- **WHAT TO WORK ON**
Pick out all lines of the entries that include the word "SERVOPC" and copy them.
··· DATA SUPPLIED ···
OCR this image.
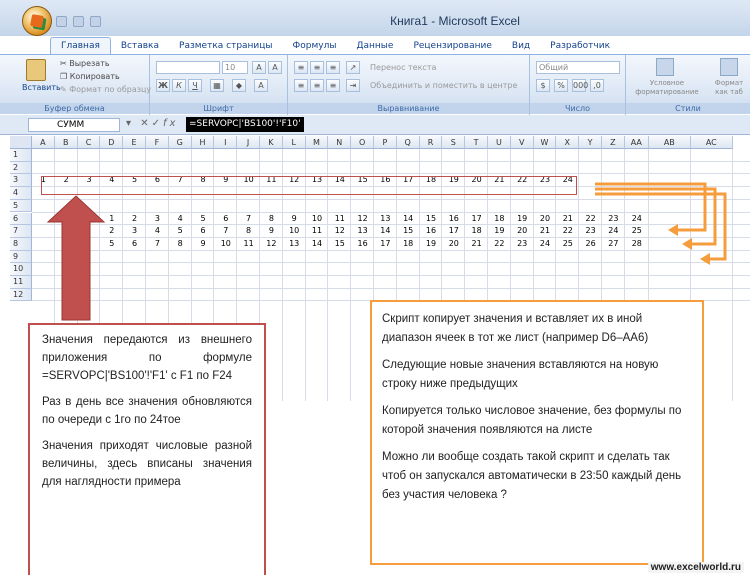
Книга1 - Microsoft Excel
Главная	Вставка	Разметка страницы	Формулы	Данные	Рецензирование	Вид	Разработчик
Вставить
✂ Вырезать
❐ Копировать
✎ Формат по образцу
Буфер обмена
10	A	A
Ж	К	Ч	▦	◆	A
Шрифт
≡	≡	≡	↗	Перенос текста
≡	≡	≡	⇥	Объединить и поместить в центре
Выравнивание
Общий
$	%	000 ,0
Число
Условное форматирование
Формат как таб
Стили
СУММ	▾ ✕✓fx	=SERVOPC|'BS100'!'F10'
A	B	C	D	E	F	G	H	I	J	K	L	M	N	O	P	Q	R	S	T	U	V	W	X	Y	Z	AA	AB	AC
1
2
3
4
5
6
7
8
9
10
11
12
1	2	3	4	5	6	7	8	9	10	11	12	13	14	15	16	17	18	19	20	21	22	23	24
1	2	3	4	5	6	7	8	9	10	11	12	13	14	15	16	17	18	19	20	21	22	23	24
2	3	4	5	6	7	8	9	10	11	12	13	14	15	16	17	18	19	20	21	22	23	24	25
5	6	7	8	9	10	11	12	13	14	15	16	17	18	19	20	21	22	23	24	25	26	27	28

Значения передаются из внешнего приложения по формуле =SERVOPC|'BS100'!'F1' с F1 по F24

Раз в день все значения обновляются по очереди с 1го по 24тое

Значения приходят числовые разной величины, здесь вписаны значения для наглядности примера

Скрипт копирует значения и вставляет их в иной диапазон ячеек в тот же лист (например D6–AA6)

Следующие новые значения вставляются на новую строку ниже предыдущих

Копируется только числовое значение, без формулы по которой значения появляются на листе

Можно ли вообще создать такой скрипт и сделать так чтоб он запускался автоматически в 23:50 каждый день без участия человека ?

www.excelworld.ru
···
- **SOLUTION TO THIS PROBLEM**
СУММ	▾ ✕✓fx	=SERVOPC|'BS100'!'F10'
Значения передаются из внешнего приложения по формуле =SERVOPC|'BS100'!'F1' с F1 по F24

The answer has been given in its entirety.